**Data to process**.
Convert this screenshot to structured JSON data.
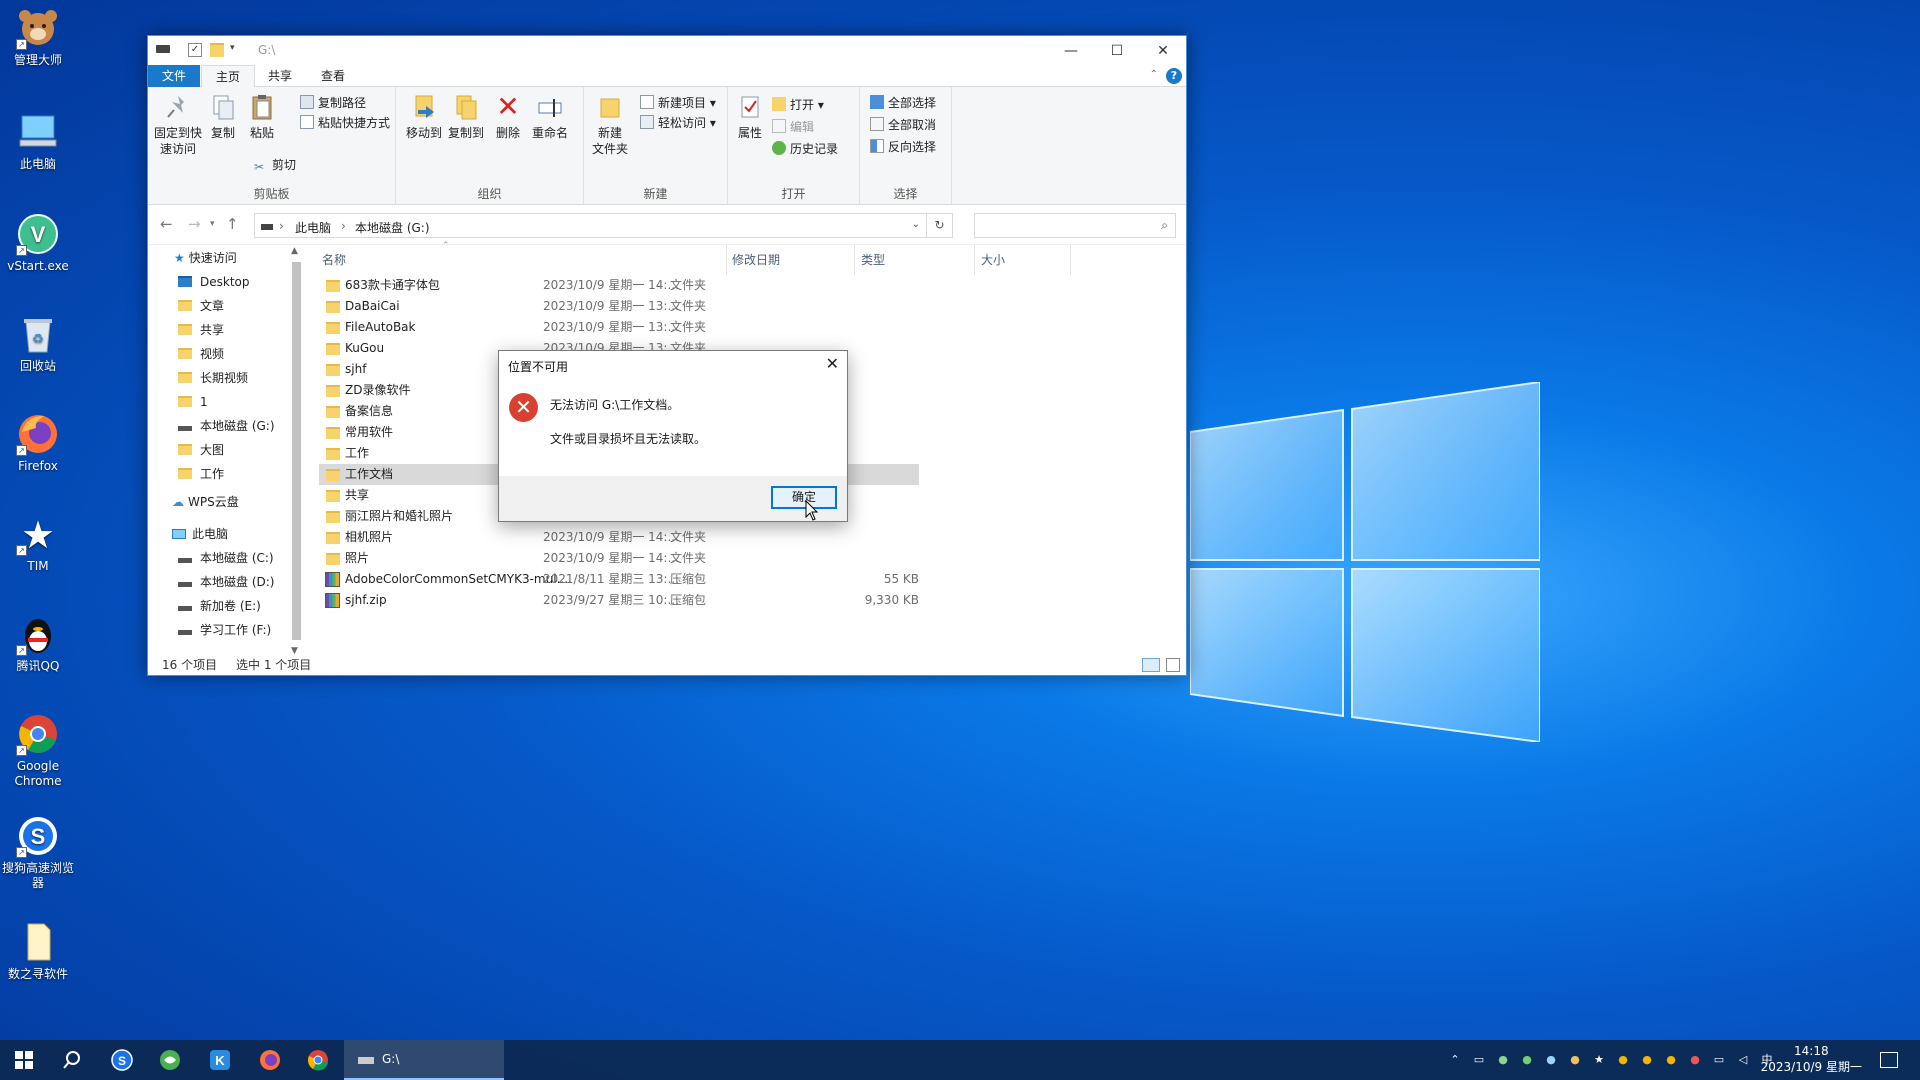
{
  "desktop": {
    "icons": [
      {
        "label": "管理大师",
        "icon": "bear-mascot-icon"
      },
      {
        "label": "此电脑",
        "icon": "computer-icon"
      },
      {
        "label": "vStart.exe",
        "icon": "vstart-icon"
      },
      {
        "label": "回收站",
        "icon": "recycle-bin-icon"
      },
      {
        "label": "Firefox",
        "icon": "firefox-icon"
      },
      {
        "label": "TIM",
        "icon": "tim-icon"
      },
      {
        "label": "腾讯QQ",
        "icon": "qq-penguin-icon"
      },
      {
        "label": "Google Chrome",
        "icon": "chrome-icon"
      },
      {
        "label": "搜狗高速浏览器",
        "icon": "sogou-browser-icon"
      },
      {
        "label": "数之寻软件",
        "icon": "file-icon"
      }
    ]
  },
  "explorer": {
    "title": "G:\\",
    "tabs": {
      "file": "文件",
      "home": "主页",
      "share": "共享",
      "view": "查看"
    },
    "ribbon": {
      "clipboard": {
        "group": "剪贴板",
        "pin": "固定到快\n速访问",
        "copy": "复制",
        "paste": "粘贴",
        "copy_path": "复制路径",
        "paste_shortcut": "粘贴快捷方式",
        "cut": "剪切"
      },
      "organize": {
        "group": "组织",
        "move_to": "移动到",
        "copy_to": "复制到",
        "delete": "删除",
        "rename": "重命名"
      },
      "new": {
        "group": "新建",
        "new_folder": "新建\n文件夹",
        "new_item": "新建项目",
        "easy_access": "轻松访问"
      },
      "open": {
        "group": "打开",
        "properties": "属性",
        "open": "打开",
        "edit": "编辑",
        "history": "历史记录"
      },
      "select": {
        "group": "选择",
        "select_all": "全部选择",
        "select_none": "全部取消",
        "invert": "反向选择"
      }
    },
    "address": {
      "crumb1": "此电脑",
      "crumb2": "本地磁盘 (G:)"
    },
    "nav_pane": [
      {
        "label": "快速访问",
        "type": "star"
      },
      {
        "label": "Desktop",
        "type": "desktop",
        "pinned": true
      },
      {
        "label": "文章",
        "type": "folder",
        "pinned": true
      },
      {
        "label": "共享",
        "type": "folder",
        "pinned": true
      },
      {
        "label": "视频",
        "type": "folder",
        "pinned": true
      },
      {
        "label": "长期视频",
        "type": "folder",
        "pinned": true
      },
      {
        "label": "1",
        "type": "folder"
      },
      {
        "label": "本地磁盘 (G:)",
        "type": "drive"
      },
      {
        "label": "大图",
        "type": "folder"
      },
      {
        "label": "工作",
        "type": "folder"
      },
      {
        "label": "WPS云盘",
        "type": "cloud"
      },
      {
        "label": "此电脑",
        "type": "pc"
      },
      {
        "label": "本地磁盘 (C:)",
        "type": "drive"
      },
      {
        "label": "本地磁盘 (D:)",
        "type": "drive"
      },
      {
        "label": "新加卷 (E:)",
        "type": "drive"
      },
      {
        "label": "学习工作 (F:)",
        "type": "drive"
      }
    ],
    "columns": {
      "name": "名称",
      "date": "修改日期",
      "type": "类型",
      "size": "大小"
    },
    "files": [
      {
        "name": "683款卡通字体包",
        "date": "2023/10/9 星期一 14:...",
        "type": "文件夹",
        "size": "",
        "kind": "folder"
      },
      {
        "name": "DaBaiCai",
        "date": "2023/10/9 星期一 13:...",
        "type": "文件夹",
        "size": "",
        "kind": "folder"
      },
      {
        "name": "FileAutoBak",
        "date": "2023/10/9 星期一 13:...",
        "type": "文件夹",
        "size": "",
        "kind": "folder"
      },
      {
        "name": "KuGou",
        "date": "2023/10/9 星期一 13:...",
        "type": "文件夹",
        "size": "",
        "kind": "folder"
      },
      {
        "name": "sjhf",
        "date": "",
        "type": "",
        "size": "",
        "kind": "folder"
      },
      {
        "name": "ZD录像软件",
        "date": "",
        "type": "",
        "size": "",
        "kind": "folder"
      },
      {
        "name": "备案信息",
        "date": "",
        "type": "",
        "size": "",
        "kind": "folder"
      },
      {
        "name": "常用软件",
        "date": "",
        "type": "",
        "size": "",
        "kind": "folder"
      },
      {
        "name": "工作",
        "date": "",
        "type": "",
        "size": "",
        "kind": "folder"
      },
      {
        "name": "工作文档",
        "date": "",
        "type": "",
        "size": "",
        "kind": "folder",
        "selected": true
      },
      {
        "name": "共享",
        "date": "",
        "type": "",
        "size": "",
        "kind": "folder"
      },
      {
        "name": "丽江照片和婚礼照片",
        "date": "",
        "type": "",
        "size": "",
        "kind": "folder"
      },
      {
        "name": "相机照片",
        "date": "2023/10/9 星期一 14:...",
        "type": "文件夹",
        "size": "",
        "kind": "folder"
      },
      {
        "name": "照片",
        "date": "2023/10/9 星期一 14:...",
        "type": "文件夹",
        "size": "",
        "kind": "folder"
      },
      {
        "name": "AdobeColorCommonSetCMYK3-mul....",
        "date": "2021/8/11 星期三 13:...",
        "type": "压缩包",
        "size": "55 KB",
        "kind": "zip"
      },
      {
        "name": "sjhf.zip",
        "date": "2023/9/27 星期三 10:...",
        "type": "压缩包",
        "size": "9,330 KB",
        "kind": "zip"
      }
    ],
    "status": {
      "count": "16 个项目",
      "selected": "选中 1 个项目"
    }
  },
  "dialog": {
    "title": "位置不可用",
    "message1": "无法访问 G:\\工作文档。",
    "message2": "文件或目录损坏且无法读取。",
    "ok": "确定"
  },
  "taskbar": {
    "active_window": "G:\\",
    "time": "14:18",
    "date": "2023/10/9 星期一",
    "ime": "中"
  },
  "colors": {
    "accent": "#1979ca",
    "desktop": "#0659c9",
    "selection": "#d9d9d9",
    "error": "#d8412f"
  }
}
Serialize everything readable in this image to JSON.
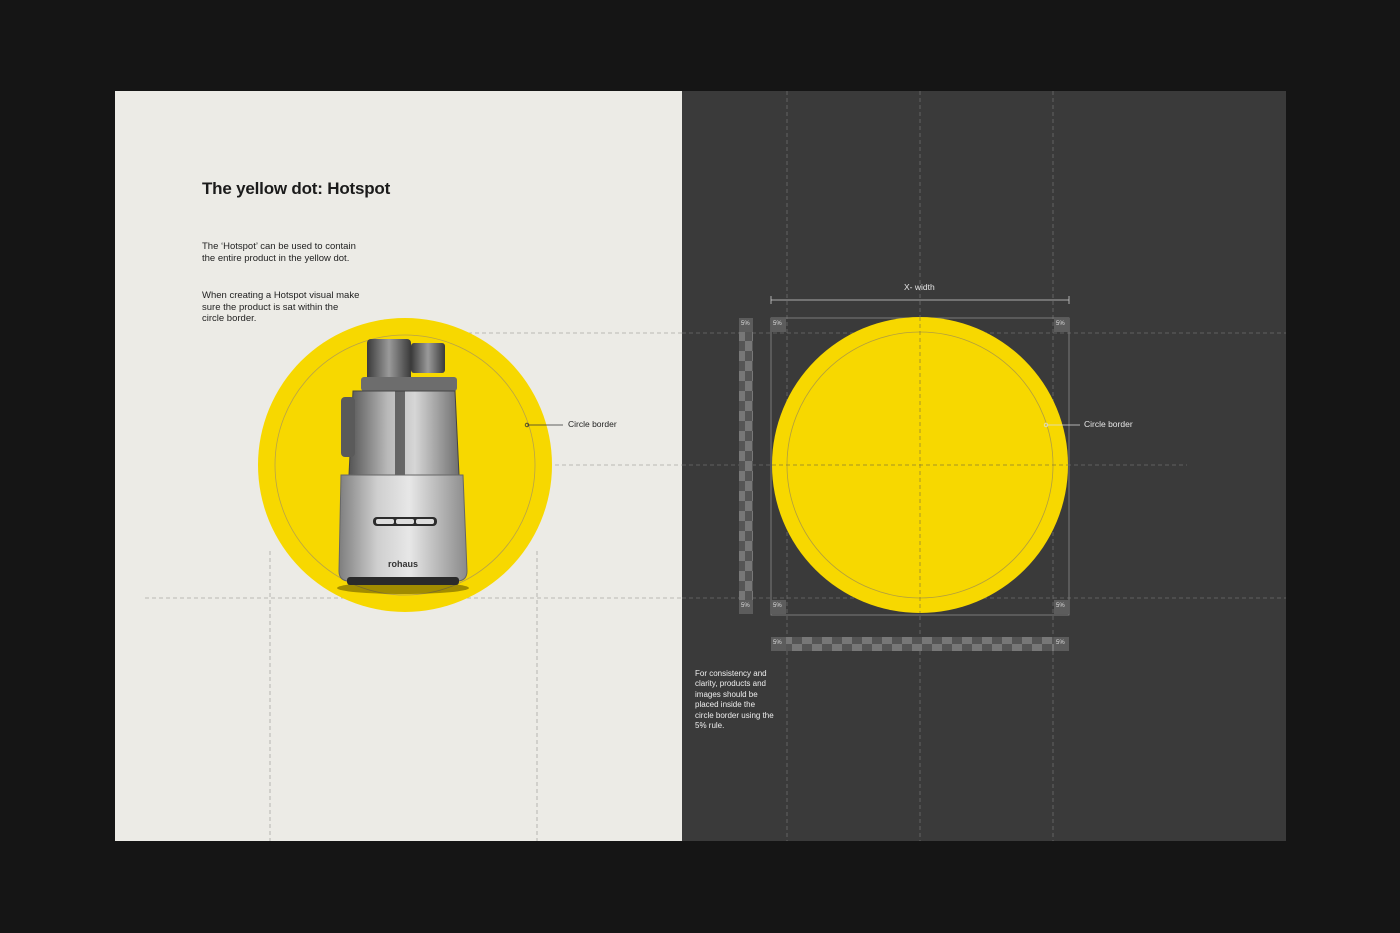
{
  "title": "The yellow dot: Hotspot",
  "paragraphs": [
    "The ‘Hotspot’ can be used to contain the entire product in the yellow dot.",
    "When creating a Hotspot visual make sure the product is sat within the circle border."
  ],
  "left_callout": "Circle border",
  "right_callout": "Circle border",
  "width_label": "X- width",
  "margin_label": "5%",
  "note": "For consistency and clarity, products and images should be placed inside the circle border using the 5% rule.",
  "product_brand": "rohaus",
  "colors": {
    "yellow": "#f7d800",
    "paper": "#ecebe6",
    "dark_page": "#3a3a3a"
  }
}
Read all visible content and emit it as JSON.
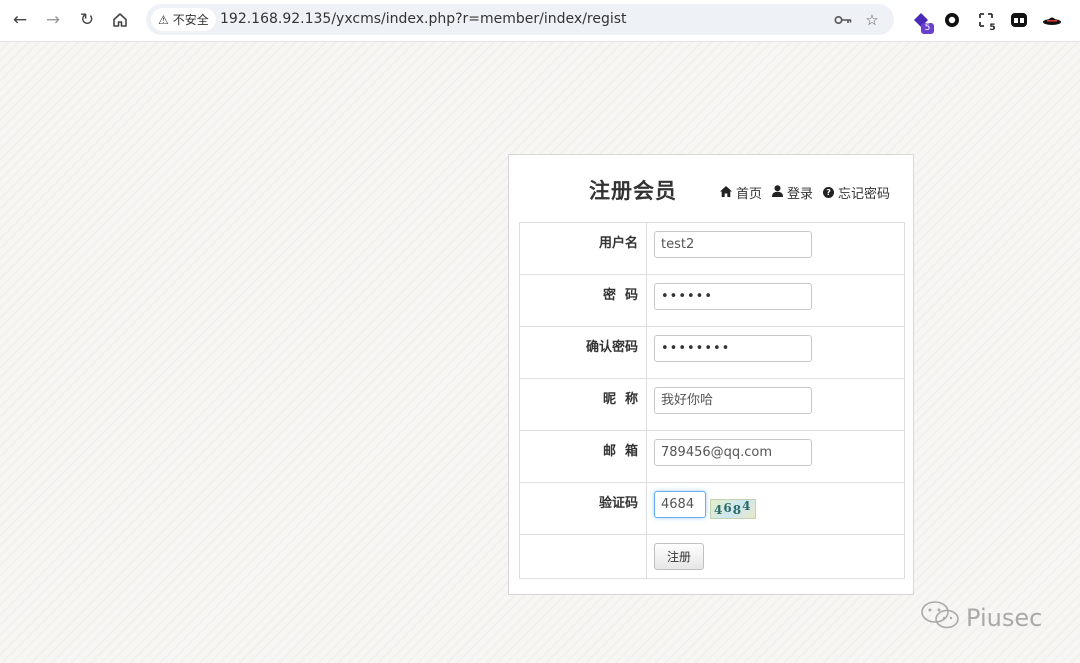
{
  "browser": {
    "security_label": "不安全",
    "url": "192.168.92.135/yxcms/index.php?r=member/index/regist",
    "extensions": [
      {
        "name": "extension-1",
        "badge": "5"
      },
      {
        "name": "extension-2",
        "badge": ""
      },
      {
        "name": "extension-3",
        "badge": "5"
      },
      {
        "name": "extension-4",
        "badge": ""
      },
      {
        "name": "extension-5",
        "badge": ""
      }
    ]
  },
  "page": {
    "title": "注册会员",
    "links": {
      "home": "首页",
      "login": "登录",
      "forgot": "忘记密码"
    },
    "form": {
      "username_label": "用户名",
      "username_value": "test2",
      "password_label": "密  码",
      "password_value": "••••••",
      "confirm_label": "确认密码",
      "confirm_value": "••••••••",
      "nickname_label": "昵  称",
      "nickname_value": "我好你哈",
      "email_label": "邮  箱",
      "email_value": "789456@qq.com",
      "captcha_label": "验证码",
      "captcha_value": "4684",
      "captcha_image_text": [
        "4",
        "6",
        "8",
        "4"
      ],
      "submit_label": "注册"
    }
  },
  "watermark": {
    "text": "Piusec"
  }
}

**What to produce**.
Your task is to gather every line with the word "this" and copy it.

**Output of the task**.
Convert this screenshot to structured JSON data.
Serialize everything readable in this image to JSON.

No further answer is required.